++++ Source data ++++

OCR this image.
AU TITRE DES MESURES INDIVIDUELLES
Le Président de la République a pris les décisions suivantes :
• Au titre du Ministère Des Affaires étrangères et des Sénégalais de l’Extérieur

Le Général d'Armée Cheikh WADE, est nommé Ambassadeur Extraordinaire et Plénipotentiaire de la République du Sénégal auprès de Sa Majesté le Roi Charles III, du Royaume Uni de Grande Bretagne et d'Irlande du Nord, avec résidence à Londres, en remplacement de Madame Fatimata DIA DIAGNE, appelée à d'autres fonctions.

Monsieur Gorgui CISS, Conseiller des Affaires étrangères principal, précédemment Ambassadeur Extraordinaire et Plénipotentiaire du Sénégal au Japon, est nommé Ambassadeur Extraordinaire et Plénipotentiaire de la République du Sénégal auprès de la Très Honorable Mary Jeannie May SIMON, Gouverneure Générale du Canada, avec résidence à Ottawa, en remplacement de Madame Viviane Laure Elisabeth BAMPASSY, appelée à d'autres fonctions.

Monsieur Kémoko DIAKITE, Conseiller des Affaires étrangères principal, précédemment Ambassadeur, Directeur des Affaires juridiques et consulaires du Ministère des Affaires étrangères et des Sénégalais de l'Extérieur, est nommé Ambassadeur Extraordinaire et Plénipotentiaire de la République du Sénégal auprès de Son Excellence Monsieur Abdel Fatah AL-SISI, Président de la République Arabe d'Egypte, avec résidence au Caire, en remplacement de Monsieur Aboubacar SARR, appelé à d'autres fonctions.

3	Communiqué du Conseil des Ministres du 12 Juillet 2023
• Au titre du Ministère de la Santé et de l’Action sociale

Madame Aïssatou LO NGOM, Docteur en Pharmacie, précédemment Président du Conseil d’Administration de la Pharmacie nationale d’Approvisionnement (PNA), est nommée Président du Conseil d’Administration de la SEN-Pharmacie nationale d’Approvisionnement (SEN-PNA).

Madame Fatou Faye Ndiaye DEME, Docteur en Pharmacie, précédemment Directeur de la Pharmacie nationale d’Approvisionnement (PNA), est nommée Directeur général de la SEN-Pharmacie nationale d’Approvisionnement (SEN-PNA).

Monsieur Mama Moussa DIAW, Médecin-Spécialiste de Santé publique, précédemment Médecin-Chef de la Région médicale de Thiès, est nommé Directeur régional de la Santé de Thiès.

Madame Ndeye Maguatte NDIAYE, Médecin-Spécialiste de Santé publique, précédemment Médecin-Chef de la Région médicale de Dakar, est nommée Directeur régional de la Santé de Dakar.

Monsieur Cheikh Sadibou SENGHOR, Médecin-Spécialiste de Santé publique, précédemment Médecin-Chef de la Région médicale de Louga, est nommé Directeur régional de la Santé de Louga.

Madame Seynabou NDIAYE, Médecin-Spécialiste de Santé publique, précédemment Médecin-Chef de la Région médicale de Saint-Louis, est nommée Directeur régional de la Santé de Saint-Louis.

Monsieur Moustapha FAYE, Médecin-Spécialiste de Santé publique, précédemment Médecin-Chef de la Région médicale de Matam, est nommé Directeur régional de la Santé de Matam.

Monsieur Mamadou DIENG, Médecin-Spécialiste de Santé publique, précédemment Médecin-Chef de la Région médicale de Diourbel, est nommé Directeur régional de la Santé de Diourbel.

++++

> [Task details]:
From the data above, pick out each line containing "Ministère" and copy it.

> [Response for this exercise]:
• Au titre du Ministère Des Affaires étrangères et des Sénégalais de l’Extérieur
Monsieur Kémoko DIAKITE, Conseiller des Affaires étrangères principal, précédemment Ambassadeur, Directeur des Affaires juridiques et consulaires du Ministère des Affaires étrangères et des Sénégalais de l'Extérieur, est nommé Ambassadeur Extraordinaire et Plénipotentiaire de la République du Sénégal auprès de Son Excellence Monsieur Abdel Fatah AL-SISI, Président de la République Arabe d'Egypte, avec résidence au Caire, en remplacement de Monsieur Aboubacar SARR, appelé à d'autres fonctions.
• Au titre du Ministère de la Santé et de l’Action sociale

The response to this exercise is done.